Records to process:
━━━━━━━━━━━━━━━━

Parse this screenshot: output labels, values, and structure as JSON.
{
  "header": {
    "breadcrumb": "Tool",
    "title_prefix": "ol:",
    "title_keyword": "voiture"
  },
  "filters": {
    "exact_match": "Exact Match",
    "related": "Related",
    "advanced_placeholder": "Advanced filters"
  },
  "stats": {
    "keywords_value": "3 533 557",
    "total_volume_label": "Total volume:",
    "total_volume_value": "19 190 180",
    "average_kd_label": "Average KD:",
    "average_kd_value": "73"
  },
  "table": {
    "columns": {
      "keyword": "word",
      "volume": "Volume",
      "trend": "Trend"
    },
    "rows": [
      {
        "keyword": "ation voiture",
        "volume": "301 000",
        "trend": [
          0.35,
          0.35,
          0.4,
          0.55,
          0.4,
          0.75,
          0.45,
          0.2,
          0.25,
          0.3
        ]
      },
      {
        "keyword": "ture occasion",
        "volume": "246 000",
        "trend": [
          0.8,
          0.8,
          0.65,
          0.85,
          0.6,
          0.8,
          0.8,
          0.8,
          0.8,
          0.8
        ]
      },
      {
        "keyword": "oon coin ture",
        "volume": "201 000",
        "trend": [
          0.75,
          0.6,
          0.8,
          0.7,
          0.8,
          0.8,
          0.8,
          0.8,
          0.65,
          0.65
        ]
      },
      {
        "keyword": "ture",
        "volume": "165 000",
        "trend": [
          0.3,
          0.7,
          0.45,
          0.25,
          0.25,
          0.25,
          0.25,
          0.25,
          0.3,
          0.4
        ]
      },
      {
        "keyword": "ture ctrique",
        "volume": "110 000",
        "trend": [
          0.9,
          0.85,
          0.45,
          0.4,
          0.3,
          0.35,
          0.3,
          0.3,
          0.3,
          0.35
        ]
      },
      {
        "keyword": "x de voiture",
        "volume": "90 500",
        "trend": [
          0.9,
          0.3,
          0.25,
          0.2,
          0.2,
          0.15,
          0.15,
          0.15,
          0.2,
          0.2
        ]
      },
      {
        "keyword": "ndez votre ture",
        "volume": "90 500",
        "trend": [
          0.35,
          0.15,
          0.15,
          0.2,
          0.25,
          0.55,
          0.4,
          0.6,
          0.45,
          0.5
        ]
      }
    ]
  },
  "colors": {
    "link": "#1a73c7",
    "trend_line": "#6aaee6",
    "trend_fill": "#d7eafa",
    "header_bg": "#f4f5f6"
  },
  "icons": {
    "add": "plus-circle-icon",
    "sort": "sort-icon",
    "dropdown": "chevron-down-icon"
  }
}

━━━━━━━━━━━━━━━━

The exercise:
Search the data for "filters". Copy every line that has it.

Answer to the task:
  "filters": {
    "advanced_placeholder": "Advanced filters"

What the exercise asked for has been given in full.